▸ **Aim of the task**: From the listing, collect all lines containing the word "fried".

-------- Input rows --------

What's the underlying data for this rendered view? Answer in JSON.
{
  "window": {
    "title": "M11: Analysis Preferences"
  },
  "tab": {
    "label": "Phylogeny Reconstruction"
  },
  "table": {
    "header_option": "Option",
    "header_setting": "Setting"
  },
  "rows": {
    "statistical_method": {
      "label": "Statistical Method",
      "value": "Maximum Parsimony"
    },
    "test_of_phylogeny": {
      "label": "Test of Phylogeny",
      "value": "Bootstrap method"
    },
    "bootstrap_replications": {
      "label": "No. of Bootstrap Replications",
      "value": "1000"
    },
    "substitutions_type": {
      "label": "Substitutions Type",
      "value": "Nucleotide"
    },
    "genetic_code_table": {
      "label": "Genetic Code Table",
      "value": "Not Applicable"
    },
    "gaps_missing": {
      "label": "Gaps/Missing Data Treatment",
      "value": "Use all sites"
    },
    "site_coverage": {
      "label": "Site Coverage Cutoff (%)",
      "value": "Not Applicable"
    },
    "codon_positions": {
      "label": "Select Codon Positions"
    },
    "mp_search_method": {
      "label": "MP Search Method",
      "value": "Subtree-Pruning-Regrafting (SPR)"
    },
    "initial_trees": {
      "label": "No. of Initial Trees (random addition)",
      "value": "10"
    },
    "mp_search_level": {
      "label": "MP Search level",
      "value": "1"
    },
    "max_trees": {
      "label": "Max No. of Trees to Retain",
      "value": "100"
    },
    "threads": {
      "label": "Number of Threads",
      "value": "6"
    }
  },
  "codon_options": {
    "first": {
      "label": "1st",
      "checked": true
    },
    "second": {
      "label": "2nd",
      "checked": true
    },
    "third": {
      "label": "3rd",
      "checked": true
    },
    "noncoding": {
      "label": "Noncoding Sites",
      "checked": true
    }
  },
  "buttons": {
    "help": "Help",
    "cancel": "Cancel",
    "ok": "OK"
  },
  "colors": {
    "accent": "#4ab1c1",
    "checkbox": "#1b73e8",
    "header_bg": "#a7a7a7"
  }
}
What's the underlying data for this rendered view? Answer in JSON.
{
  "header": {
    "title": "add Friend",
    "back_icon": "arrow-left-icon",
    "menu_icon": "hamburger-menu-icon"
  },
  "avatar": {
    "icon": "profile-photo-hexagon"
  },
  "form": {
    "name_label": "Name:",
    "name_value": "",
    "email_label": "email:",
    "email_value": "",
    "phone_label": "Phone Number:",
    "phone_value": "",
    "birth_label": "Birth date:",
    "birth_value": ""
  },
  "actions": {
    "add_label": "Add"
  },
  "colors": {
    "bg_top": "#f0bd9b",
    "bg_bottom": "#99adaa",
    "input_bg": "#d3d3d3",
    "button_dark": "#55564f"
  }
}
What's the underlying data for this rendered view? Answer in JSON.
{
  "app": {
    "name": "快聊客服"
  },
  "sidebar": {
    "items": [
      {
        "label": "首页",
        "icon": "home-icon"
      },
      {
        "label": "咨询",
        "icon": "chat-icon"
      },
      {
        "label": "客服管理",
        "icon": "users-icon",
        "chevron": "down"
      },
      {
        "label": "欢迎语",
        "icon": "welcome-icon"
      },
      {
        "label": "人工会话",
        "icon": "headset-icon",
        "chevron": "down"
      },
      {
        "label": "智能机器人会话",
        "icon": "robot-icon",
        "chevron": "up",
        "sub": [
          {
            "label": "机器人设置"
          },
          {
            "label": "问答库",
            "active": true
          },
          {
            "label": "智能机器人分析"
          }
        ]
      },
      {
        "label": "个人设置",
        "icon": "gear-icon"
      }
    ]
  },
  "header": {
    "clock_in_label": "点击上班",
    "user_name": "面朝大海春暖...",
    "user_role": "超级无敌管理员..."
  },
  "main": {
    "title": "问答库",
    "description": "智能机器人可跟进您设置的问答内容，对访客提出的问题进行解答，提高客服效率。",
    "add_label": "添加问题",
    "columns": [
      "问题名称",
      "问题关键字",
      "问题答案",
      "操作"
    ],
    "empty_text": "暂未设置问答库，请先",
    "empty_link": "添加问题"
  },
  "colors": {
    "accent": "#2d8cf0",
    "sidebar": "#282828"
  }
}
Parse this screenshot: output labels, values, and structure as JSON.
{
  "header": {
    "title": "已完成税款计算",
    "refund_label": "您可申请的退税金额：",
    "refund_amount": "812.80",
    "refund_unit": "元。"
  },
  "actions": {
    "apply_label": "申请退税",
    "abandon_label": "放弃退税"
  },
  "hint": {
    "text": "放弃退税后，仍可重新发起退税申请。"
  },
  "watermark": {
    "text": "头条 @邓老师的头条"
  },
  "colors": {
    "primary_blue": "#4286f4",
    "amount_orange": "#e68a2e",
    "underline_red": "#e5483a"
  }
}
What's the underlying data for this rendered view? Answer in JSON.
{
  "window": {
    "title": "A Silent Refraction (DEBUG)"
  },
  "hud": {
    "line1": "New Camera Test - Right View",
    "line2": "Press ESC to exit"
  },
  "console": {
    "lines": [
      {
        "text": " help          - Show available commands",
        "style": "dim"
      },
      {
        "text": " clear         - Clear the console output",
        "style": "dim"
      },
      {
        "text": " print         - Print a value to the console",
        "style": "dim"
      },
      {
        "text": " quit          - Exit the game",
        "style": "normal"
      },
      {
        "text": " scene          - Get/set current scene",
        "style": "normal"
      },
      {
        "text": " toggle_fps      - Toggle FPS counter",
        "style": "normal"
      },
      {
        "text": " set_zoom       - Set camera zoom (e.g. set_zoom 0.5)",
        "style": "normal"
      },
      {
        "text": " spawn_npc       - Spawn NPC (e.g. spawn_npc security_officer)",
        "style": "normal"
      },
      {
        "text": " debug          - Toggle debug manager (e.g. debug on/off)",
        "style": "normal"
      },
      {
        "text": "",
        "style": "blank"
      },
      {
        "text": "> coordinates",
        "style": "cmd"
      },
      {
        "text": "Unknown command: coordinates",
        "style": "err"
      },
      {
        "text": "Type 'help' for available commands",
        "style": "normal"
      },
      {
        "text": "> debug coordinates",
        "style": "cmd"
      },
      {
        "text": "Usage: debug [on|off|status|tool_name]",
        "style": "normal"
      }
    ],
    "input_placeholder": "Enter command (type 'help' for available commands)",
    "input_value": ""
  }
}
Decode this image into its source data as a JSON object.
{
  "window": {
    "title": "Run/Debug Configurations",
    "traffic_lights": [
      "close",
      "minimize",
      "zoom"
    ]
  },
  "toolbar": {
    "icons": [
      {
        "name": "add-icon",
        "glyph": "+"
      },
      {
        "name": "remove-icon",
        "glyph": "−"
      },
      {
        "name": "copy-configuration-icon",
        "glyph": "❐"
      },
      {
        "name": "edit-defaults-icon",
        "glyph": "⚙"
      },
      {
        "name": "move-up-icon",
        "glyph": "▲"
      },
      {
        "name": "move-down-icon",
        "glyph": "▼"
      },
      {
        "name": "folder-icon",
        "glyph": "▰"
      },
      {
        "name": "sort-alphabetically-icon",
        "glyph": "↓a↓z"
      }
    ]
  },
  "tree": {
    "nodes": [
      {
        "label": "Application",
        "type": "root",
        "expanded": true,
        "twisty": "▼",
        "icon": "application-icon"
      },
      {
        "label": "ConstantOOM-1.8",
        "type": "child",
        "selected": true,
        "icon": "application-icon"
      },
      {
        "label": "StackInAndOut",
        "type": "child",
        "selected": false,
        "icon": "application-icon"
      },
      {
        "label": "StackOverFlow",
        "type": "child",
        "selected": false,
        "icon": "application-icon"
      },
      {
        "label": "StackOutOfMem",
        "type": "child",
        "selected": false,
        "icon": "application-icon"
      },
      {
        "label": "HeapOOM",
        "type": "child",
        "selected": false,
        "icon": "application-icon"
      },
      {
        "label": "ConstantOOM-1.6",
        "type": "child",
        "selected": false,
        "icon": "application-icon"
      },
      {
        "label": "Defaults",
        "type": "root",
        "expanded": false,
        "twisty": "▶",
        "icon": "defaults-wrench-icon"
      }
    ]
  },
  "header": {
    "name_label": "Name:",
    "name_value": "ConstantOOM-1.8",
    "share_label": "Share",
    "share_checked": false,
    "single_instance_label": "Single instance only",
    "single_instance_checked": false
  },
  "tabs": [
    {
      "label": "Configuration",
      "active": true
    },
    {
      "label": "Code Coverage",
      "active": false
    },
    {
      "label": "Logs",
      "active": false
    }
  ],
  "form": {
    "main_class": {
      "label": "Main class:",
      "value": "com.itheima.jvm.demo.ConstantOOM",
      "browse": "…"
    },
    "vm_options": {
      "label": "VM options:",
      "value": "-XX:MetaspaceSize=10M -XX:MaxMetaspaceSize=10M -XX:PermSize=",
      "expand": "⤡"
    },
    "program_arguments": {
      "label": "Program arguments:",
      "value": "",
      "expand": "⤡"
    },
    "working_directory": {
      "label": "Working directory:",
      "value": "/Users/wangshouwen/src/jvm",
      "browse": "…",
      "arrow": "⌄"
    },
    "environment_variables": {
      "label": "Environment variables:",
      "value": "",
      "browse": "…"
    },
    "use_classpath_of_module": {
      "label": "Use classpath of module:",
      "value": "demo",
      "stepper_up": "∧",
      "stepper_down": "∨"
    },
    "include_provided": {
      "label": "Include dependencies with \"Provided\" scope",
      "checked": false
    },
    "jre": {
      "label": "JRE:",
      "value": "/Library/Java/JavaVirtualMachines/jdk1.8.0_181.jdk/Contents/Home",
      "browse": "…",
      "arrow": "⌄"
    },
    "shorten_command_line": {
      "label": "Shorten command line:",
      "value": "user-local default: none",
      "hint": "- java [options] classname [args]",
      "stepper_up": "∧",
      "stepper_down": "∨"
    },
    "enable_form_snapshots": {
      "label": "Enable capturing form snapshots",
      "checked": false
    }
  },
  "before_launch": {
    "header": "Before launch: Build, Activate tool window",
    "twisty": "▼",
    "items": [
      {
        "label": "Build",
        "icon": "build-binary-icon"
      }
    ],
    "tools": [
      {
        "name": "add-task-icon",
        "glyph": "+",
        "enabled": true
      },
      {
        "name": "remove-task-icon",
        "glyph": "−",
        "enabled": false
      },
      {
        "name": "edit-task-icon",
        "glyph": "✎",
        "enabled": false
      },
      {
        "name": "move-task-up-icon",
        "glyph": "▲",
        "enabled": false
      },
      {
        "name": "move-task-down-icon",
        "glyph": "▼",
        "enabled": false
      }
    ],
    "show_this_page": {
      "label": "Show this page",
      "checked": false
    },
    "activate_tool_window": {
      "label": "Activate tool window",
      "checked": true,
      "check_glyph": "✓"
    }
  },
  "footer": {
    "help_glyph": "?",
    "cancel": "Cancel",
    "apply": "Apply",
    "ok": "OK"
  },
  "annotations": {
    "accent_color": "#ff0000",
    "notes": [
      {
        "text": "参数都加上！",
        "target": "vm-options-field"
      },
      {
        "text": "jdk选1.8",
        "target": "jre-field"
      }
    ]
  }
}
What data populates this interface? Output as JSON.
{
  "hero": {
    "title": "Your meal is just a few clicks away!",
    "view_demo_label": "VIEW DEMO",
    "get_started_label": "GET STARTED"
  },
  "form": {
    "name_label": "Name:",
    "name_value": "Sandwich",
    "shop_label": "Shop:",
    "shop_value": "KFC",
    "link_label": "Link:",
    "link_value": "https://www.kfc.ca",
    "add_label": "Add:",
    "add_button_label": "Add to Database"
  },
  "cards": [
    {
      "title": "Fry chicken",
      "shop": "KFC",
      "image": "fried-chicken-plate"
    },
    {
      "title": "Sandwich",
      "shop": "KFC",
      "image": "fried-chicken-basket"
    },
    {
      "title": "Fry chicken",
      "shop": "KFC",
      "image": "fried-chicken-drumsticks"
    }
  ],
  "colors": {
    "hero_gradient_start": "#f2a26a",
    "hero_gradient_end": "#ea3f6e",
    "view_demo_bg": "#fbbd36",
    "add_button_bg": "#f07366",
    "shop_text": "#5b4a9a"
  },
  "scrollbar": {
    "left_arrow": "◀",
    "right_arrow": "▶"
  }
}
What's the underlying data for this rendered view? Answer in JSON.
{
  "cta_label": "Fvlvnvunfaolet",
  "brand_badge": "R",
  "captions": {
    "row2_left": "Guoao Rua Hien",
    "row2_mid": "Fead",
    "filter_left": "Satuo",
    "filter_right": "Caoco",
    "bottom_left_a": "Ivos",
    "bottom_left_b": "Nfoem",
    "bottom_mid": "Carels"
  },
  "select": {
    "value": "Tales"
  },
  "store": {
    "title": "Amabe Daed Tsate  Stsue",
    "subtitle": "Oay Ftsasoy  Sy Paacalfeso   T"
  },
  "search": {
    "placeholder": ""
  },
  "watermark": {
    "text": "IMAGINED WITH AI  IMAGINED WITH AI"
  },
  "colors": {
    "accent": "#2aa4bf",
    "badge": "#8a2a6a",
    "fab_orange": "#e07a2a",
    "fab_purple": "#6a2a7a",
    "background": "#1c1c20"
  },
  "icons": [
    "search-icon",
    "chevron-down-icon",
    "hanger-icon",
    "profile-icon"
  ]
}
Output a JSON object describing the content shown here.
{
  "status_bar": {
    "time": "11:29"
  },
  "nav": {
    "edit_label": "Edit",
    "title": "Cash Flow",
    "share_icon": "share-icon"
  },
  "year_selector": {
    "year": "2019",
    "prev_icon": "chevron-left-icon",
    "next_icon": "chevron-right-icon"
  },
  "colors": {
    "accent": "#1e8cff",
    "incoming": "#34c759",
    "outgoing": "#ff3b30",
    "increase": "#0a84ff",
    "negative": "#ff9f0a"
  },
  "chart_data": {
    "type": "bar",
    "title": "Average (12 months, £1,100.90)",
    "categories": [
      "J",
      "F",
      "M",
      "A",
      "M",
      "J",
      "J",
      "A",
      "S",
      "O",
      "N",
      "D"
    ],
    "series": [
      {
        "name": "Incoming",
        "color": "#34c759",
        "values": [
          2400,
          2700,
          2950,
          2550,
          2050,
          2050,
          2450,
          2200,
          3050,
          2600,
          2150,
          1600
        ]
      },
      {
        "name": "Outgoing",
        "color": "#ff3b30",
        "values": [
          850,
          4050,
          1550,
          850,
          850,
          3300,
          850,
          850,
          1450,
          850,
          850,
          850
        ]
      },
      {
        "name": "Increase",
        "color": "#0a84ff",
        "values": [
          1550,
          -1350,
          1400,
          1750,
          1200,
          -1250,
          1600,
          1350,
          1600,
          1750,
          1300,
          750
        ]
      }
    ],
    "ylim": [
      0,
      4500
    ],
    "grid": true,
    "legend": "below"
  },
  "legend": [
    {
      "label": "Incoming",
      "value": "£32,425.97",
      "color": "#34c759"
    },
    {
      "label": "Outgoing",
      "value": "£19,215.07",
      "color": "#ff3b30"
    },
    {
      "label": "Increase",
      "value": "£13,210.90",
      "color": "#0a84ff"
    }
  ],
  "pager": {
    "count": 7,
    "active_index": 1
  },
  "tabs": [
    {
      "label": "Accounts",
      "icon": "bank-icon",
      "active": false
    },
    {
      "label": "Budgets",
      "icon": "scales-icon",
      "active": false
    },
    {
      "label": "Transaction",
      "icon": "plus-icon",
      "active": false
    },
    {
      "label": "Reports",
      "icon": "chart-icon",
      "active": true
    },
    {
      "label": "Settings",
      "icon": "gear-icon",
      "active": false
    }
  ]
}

--------

▸ **Full answer**:
      "image": "fried-chicken-plate"
      "image": "fried-chicken-basket"
      "image": "fried-chicken-drumsticks"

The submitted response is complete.